Take the records underneath and set them down exactly.
--- START OF Provided data ---
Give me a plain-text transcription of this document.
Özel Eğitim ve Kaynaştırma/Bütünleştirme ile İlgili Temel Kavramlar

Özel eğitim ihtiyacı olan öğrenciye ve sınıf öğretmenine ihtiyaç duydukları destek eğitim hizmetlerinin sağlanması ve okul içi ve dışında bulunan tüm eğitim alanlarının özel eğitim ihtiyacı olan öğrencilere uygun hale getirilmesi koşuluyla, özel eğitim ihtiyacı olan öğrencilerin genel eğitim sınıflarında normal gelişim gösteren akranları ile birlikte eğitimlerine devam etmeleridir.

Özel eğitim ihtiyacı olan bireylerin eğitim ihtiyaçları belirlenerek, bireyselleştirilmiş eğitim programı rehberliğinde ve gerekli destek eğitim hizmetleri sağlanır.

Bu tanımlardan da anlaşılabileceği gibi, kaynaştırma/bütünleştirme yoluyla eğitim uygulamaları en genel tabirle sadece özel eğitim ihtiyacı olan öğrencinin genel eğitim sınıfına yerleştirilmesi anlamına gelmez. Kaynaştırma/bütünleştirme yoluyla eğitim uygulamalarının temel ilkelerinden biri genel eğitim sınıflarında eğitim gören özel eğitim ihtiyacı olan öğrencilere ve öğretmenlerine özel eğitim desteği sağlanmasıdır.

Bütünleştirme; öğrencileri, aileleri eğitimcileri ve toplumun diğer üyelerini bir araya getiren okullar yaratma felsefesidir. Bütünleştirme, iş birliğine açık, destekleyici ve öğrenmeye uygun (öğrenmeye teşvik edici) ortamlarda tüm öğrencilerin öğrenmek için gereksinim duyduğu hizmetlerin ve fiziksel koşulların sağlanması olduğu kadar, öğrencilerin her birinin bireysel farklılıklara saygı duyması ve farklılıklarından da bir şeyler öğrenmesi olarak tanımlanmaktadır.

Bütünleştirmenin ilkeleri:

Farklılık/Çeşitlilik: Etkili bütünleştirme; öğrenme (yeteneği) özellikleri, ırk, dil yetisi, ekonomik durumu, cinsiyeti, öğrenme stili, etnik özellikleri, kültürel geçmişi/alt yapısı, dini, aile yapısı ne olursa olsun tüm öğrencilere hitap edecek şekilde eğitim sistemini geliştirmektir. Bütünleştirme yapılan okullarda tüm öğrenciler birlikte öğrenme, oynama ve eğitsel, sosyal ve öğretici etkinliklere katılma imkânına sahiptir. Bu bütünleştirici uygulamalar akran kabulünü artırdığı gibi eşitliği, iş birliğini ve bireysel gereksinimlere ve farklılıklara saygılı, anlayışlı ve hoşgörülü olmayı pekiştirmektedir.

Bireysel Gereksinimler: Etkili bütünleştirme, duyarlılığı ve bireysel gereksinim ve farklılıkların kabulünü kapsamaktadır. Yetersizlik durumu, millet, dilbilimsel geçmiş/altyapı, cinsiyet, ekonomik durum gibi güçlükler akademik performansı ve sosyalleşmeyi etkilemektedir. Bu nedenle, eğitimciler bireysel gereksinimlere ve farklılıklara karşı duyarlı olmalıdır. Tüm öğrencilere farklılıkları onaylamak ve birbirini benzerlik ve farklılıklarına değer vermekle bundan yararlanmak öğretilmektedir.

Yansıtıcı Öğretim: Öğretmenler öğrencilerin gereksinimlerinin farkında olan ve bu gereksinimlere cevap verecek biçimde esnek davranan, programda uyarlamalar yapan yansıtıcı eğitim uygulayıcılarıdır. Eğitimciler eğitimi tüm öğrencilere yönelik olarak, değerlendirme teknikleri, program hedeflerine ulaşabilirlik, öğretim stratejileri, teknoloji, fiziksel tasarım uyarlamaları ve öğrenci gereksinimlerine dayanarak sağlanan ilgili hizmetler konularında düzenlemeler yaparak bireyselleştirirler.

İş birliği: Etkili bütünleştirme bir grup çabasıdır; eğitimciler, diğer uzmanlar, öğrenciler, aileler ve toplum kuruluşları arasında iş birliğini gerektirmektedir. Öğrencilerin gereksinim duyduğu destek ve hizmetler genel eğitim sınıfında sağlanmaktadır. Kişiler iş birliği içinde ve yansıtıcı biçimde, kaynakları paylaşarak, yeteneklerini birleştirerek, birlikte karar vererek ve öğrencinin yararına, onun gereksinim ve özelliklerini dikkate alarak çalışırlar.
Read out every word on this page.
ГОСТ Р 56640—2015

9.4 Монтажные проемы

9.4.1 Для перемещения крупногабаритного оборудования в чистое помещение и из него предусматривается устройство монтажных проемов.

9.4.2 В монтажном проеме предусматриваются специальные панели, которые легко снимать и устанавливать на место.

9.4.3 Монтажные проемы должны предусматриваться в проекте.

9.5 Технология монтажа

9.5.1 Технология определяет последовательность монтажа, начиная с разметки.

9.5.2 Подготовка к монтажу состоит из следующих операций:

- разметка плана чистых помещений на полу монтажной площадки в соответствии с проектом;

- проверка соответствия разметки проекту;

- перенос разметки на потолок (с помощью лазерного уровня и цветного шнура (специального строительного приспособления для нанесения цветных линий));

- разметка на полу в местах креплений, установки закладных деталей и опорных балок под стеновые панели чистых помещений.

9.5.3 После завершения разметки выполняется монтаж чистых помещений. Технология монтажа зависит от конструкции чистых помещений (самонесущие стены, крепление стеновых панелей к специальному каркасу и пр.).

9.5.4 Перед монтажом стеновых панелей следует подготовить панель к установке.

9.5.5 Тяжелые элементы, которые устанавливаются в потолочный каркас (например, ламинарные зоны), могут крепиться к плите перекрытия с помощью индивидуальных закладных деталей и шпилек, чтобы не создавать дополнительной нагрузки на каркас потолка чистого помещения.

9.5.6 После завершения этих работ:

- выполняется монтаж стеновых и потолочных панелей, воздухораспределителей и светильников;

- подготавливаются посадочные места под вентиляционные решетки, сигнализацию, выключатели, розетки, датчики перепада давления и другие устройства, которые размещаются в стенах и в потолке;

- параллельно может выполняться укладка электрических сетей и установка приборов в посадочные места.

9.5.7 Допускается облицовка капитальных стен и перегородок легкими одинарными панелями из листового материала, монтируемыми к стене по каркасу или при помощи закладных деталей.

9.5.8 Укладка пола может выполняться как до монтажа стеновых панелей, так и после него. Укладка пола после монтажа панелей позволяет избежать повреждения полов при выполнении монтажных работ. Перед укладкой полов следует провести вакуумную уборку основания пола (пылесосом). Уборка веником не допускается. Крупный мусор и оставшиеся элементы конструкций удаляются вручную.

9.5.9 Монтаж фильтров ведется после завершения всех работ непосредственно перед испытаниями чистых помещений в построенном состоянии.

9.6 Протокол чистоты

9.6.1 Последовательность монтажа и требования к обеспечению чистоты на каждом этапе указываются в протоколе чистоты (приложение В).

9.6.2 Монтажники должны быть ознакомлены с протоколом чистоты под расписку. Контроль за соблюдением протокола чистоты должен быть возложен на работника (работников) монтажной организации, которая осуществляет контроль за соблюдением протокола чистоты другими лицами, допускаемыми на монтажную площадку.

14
--- END OF Provided data ---
__Expected answer__.
Give me a plain-text transcription of this document.
Özel Eğitim ve Kaynaştırma/Bütünleştirme ile İlgili Temel Kavramlar

Özel eğitim ihtiyacı olan öğrenciye ve sınıf öğretmenine ihtiyaç duydukları destek eğitim hizmetlerinin sağlanması ve okul içi ve dışında bulunan tüm eğitim alanlarının özel eğitim ihtiyacı olan öğrencilere uygun hale getirilmesi koşuluyla, özel eğitim ihtiyacı olan öğrencilerin genel eğitim sınıflarında normal gelişim gösteren akranları ile birlikte eğitimlerine devam etmeleridir.

Özel eğitim ihtiyacı olan bireylerin eğitim ihtiyaçları belirlenerek, bireyselleştirilmiş eğitim programı rehberliğinde ve gerekli destek eğitim hizmetleri sağlanır.

Bu tanımlardan da anlaşılabileceği gibi, kaynaştırma/bütünleştirme yoluyla eğitim uygulamaları en genel tabirle sadece özel eğitim ihtiyacı olan öğrencinin genel eğitim sınıfına yerleştirilmesi anlamına gelmez. Kaynaştırma/bütünleştirme yoluyla eğitim uygulamalarının temel ilkelerinden biri genel eğitim sınıflarında eğitim gören özel eğitim ihtiyacı olan öğrencilere ve öğretmenlerine özel eğitim desteği sağlanmasıdır.

Bütünleştirme; öğrencileri, aileleri eğitimcileri ve toplumun diğer üyelerini bir araya getiren okullar yaratma felsefesidir. Bütünleştirme, iş birliğine açık, destekleyici ve öğrenmeye uygun (öğrenmeye teşvik edici) ortamlarda tüm öğrencilerin öğrenmek için gereksinim duyduğu hizmetlerin ve fiziksel koşulların sağlanması olduğu kadar, öğrencilerin her birinin bireysel farklılıklara saygı duyması ve farklılıklarından da bir şeyler öğrenmesi olarak tanımlanmaktadır.

Bütünleştirmenin ilkeleri:

Farklılık/Çeşitlilik: Etkili bütünleştirme; öğrenme (yeteneği) özellikleri, ırk, dil yetisi, ekonomik durumu, cinsiyeti, öğrenme stili, etnik özellikleri, kültürel geçmişi/alt yapısı, dini, aile yapısı ne olursa olsun tüm öğrencilere hitap edecek şekilde eğitim sistemini geliştirmektir. Bütünleştirme yapılan okullarda tüm öğrenciler birlikte öğrenme, oynama ve eğitsel, sosyal ve öğretici etkinliklere katılma imkânına sahiptir. Bu bütünleştirici uygulamalar akran kabulünü artırdığı gibi eşitliği, iş birliğini ve bireysel gereksinimlere ve farklılıklara saygılı, anlayışlı ve hoşgörülü olmayı pekiştirmektedir.

Bireysel Gereksinimler: Etkili bütünleştirme, duyarlılığı ve bireysel gereksinim ve farklılıkların kabulünü kapsamaktadır. Yetersizlik durumu, millet, dilbilimsel geçmiş/altyapı, cinsiyet, ekonomik durum gibi güçlükler akademik performansı ve sosyalleşmeyi etkilemektedir. Bu nedenle, eğitimciler bireysel gereksinimlere ve farklılıklara karşı duyarlı olmalıdır. Tüm öğrencilere farklılıkları onaylamak ve birbirini benzerlik ve farklılıklarına değer vermekle bundan yararlanmak öğretilmektedir.

Yansıtıcı Öğretim: Öğretmenler öğrencilerin gereksinimlerinin farkında olan ve bu gereksinimlere cevap verecek biçimde esnek davranan, programda uyarlamalar yapan yansıtıcı eğitim uygulayıcılarıdır. Eğitimciler eğitimi tüm öğrencilere yönelik olarak, değerlendirme teknikleri, program hedeflerine ulaşabilirlik, öğretim stratejileri, teknoloji, fiziksel tasarım uyarlamaları ve öğrenci gereksinimlerine dayanarak sağlanan ilgili hizmetler konularında düzenlemeler yaparak bireyselleştirirler.

İş birliği: Etkili bütünleştirme bir grup çabasıdır; eğitimciler, diğer uzmanlar, öğrenciler, aileler ve toplum kuruluşları arasında iş birliğini gerektirmektedir. Öğrencilerin gereksinim duyduğu destek ve hizmetler genel eğitim sınıfında sağlanmaktadır. Kişiler iş birliği içinde ve yansıtıcı biçimde, kaynakları paylaşarak, yeteneklerini birleştirerek, birlikte karar vererek ve öğrencinin yararına, onun gereksinim ve özelliklerini dikkate alarak çalışırlar.
Read out every word on this page.
ГОСТ Р 56640—2015

9.4 Монтажные проемы

9.4.1 Для перемещения крупногабаритного оборудования в чистое помещение и из него предусматривается устройство монтажных проемов.

9.4.2 В монтажном проеме предусматриваются специальные панели, которые легко снимать и устанавливать на место.

9.4.3 Монтажные проемы должны предусматриваться в проекте.

9.5 Технология монтажа

9.5.1 Технология определяет последовательность монтажа, начиная с разметки.

9.5.2 Подготовка к монтажу состоит из следующих операций:

- разметка плана чистых помещений на полу монтажной площадки в соответствии с проектом;

- проверка соответствия разметки проекту;

- перенос разметки на потолок (с помощью лазерного уровня и цветного шнура (специального строительного приспособления для нанесения цветных линий));

- разметка на полу в местах креплений, установки закладных деталей и опорных балок под стеновые панели чистых помещений.

9.5.3 После завершения разметки выполняется монтаж чистых помещений. Технология монтажа зависит от конструкции чистых помещений (самонесущие стены, крепление стеновых панелей к специальному каркасу и пр.).

9.5.4 Перед монтажом стеновых панелей следует подготовить панель к установке.

9.5.5 Тяжелые элементы, которые устанавливаются в потолочный каркас (например, ламинарные зоны), могут крепиться к плите перекрытия с помощью индивидуальных закладных деталей и шпилек, чтобы не создавать дополнительной нагрузки на каркас потолка чистого помещения.

9.5.6 После завершения этих работ:

- выполняется монтаж стеновых и потолочных панелей, воздухораспределителей и светильников;

- подготавливаются посадочные места под вентиляционные решетки, сигнализацию, выключатели, розетки, датчики перепада давления и другие устройства, которые размещаются в стенах и в потолке;

- параллельно может выполняться укладка электрических сетей и установка приборов в посадочные места.

9.5.7 Допускается облицовка капитальных стен и перегородок легкими одинарными панелями из листового материала, монтируемыми к стене по каркасу или при помощи закладных деталей.

9.5.8 Укладка пола может выполняться как до монтажа стеновых панелей, так и после него. Укладка пола после монтажа панелей позволяет избежать повреждения полов при выполнении монтажных работ. Перед укладкой полов следует провести вакуумную уборку основания пола (пылесосом). Уборка веником не допускается. Крупный мусор и оставшиеся элементы конструкций удаляются вручную.

9.5.9 Монтаж фильтров ведется после завершения всех работ непосредственно перед испытаниями чистых помещений в построенном состоянии.

9.6 Протокол чистоты

9.6.1 Последовательность монтажа и требования к обеспечению чистоты на каждом этапе указываются в протоколе чистоты (приложение В).

9.6.2 Монтажники должны быть ознакомлены с протоколом чистоты под расписку. Контроль за соблюдением протокола чистоты должен быть возложен на работника (работников) монтажной организации, которая осуществляет контроль за соблюдением протокола чистоты другими лицами, допускаемыми на монтажную площадку.

14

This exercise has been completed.